__WHAT TO PRODUCE__: Every line that holds "marker" should be shown.
#####
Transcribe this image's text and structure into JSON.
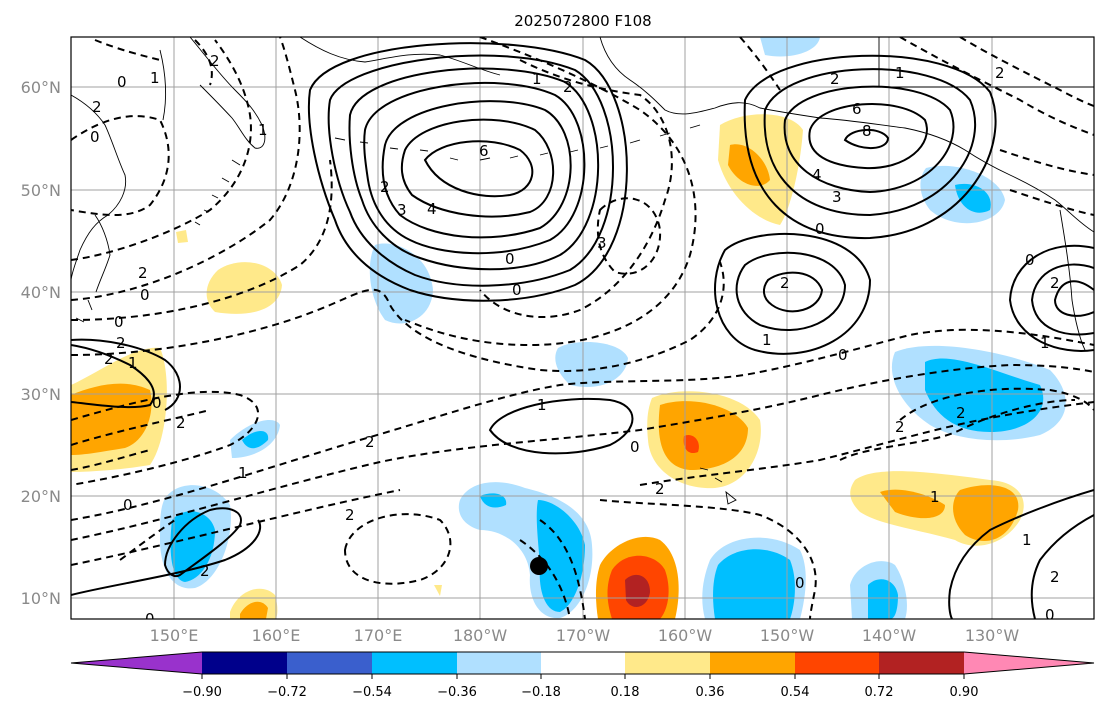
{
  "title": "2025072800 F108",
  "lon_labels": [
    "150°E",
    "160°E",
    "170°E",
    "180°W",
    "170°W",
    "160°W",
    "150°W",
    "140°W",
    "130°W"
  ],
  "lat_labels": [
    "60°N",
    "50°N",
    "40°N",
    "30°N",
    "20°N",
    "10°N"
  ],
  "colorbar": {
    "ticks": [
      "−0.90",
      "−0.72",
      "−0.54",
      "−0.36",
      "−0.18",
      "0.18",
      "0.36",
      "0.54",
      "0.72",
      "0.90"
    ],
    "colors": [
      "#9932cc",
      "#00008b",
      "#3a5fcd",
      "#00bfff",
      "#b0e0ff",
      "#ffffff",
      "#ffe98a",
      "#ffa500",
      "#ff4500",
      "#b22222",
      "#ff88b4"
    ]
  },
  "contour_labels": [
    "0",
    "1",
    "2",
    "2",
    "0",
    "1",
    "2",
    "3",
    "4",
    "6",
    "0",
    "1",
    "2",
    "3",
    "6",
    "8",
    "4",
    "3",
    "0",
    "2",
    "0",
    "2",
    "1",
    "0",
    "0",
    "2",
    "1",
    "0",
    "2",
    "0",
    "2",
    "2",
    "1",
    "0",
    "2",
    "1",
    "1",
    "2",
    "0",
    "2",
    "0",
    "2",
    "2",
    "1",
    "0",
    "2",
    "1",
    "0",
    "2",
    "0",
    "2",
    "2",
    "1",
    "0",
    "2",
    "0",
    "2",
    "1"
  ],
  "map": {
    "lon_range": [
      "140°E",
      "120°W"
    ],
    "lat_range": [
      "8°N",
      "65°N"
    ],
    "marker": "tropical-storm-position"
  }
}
#####
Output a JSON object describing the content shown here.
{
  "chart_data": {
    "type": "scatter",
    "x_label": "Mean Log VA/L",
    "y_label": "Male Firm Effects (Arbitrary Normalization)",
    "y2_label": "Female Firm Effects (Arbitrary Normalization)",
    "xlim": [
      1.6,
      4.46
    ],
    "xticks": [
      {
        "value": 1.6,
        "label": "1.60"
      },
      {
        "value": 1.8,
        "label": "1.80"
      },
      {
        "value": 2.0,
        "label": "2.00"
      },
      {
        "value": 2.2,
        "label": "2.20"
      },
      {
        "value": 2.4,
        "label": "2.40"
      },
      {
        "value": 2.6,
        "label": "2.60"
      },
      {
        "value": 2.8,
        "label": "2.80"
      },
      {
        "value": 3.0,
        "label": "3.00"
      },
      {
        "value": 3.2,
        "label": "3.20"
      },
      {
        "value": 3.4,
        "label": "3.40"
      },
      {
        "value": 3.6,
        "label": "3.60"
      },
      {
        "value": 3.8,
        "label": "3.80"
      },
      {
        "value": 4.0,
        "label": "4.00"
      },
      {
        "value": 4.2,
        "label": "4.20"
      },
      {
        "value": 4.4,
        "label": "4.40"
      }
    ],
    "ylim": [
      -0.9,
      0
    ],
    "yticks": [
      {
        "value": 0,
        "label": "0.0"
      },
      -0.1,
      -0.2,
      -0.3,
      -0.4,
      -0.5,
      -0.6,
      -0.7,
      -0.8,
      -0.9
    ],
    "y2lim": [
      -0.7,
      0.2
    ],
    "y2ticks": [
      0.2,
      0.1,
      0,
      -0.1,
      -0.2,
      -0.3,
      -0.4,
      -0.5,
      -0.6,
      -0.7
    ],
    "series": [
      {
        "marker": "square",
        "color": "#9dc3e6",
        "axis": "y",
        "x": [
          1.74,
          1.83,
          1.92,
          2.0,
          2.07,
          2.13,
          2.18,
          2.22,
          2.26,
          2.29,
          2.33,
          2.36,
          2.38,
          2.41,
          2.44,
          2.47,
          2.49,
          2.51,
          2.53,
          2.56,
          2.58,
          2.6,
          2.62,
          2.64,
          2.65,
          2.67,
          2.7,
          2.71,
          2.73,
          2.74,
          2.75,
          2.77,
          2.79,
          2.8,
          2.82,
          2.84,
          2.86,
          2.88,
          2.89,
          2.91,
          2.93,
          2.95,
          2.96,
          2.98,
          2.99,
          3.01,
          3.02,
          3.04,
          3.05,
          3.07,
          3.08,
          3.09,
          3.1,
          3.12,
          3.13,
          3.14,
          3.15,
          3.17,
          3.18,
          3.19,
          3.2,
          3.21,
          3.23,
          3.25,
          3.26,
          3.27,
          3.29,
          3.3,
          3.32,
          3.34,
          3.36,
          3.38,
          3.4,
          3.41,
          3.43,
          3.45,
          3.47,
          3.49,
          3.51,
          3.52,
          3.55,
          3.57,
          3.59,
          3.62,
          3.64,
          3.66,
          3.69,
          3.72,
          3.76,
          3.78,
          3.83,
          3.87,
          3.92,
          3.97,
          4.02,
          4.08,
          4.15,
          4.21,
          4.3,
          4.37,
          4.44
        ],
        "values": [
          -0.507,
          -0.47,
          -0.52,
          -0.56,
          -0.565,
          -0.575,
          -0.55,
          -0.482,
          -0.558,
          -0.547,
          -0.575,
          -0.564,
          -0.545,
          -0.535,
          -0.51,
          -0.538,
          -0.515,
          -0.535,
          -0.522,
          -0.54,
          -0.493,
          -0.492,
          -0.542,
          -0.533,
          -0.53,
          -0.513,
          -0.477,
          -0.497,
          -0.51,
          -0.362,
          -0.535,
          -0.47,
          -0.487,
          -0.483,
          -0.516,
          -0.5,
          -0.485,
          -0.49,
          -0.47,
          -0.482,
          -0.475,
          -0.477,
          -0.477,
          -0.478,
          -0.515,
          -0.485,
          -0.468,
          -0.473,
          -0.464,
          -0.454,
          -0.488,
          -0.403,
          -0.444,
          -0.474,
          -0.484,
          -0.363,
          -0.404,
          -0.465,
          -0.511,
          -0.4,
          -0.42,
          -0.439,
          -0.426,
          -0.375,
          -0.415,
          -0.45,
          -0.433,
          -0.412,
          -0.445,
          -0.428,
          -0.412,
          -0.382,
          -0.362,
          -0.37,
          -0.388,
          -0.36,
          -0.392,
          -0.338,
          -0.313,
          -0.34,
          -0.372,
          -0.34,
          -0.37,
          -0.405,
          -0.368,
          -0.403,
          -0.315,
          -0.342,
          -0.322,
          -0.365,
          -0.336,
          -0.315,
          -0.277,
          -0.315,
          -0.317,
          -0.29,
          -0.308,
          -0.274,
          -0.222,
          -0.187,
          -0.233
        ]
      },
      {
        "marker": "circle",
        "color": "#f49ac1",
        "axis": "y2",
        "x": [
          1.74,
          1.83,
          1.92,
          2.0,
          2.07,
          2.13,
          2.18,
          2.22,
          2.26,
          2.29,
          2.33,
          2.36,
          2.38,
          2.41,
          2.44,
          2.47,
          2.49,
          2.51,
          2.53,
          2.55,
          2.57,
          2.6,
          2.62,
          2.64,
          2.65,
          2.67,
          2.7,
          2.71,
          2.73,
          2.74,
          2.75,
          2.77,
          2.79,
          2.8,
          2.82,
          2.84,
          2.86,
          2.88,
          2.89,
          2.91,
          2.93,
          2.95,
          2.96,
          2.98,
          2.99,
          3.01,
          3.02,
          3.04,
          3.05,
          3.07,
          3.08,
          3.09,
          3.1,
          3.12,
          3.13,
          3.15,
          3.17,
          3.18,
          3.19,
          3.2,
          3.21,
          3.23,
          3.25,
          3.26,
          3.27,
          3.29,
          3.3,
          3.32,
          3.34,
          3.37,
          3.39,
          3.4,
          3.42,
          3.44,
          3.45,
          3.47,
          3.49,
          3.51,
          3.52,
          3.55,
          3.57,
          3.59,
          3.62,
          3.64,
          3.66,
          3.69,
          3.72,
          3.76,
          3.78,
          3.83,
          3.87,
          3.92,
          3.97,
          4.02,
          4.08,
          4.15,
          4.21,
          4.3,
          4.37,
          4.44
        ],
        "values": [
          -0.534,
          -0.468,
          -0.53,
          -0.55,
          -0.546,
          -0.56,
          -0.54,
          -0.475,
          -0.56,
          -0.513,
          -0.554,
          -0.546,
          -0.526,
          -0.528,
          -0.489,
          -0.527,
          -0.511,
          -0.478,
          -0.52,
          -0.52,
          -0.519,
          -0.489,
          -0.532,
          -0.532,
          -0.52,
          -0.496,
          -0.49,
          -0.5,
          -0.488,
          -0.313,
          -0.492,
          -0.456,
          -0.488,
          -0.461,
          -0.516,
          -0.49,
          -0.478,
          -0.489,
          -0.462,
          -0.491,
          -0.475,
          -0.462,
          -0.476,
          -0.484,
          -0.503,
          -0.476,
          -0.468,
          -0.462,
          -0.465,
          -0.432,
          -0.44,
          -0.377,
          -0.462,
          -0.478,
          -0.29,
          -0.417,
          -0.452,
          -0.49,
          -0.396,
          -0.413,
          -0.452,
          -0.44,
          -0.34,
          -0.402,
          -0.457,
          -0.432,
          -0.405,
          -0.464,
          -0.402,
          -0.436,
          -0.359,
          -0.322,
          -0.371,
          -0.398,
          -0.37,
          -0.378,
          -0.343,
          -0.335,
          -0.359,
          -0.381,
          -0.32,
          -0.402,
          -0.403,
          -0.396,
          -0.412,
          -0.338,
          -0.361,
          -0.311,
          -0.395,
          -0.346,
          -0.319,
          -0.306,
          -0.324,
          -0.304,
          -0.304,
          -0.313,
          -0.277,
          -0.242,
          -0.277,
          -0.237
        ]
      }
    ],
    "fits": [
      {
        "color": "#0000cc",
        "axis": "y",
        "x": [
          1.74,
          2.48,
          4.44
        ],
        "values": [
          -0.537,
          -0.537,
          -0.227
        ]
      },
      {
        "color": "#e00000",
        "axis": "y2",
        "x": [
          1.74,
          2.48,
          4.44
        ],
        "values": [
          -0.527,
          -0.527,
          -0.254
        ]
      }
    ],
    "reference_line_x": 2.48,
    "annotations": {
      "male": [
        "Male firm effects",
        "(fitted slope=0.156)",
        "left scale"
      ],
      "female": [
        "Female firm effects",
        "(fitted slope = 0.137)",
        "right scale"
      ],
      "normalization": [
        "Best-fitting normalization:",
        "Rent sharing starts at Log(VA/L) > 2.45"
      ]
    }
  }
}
#####
__EXERCISE SOLUTION__:
    "marker": "tropical-storm-position"
        "marker": "square",
        "marker": "circle",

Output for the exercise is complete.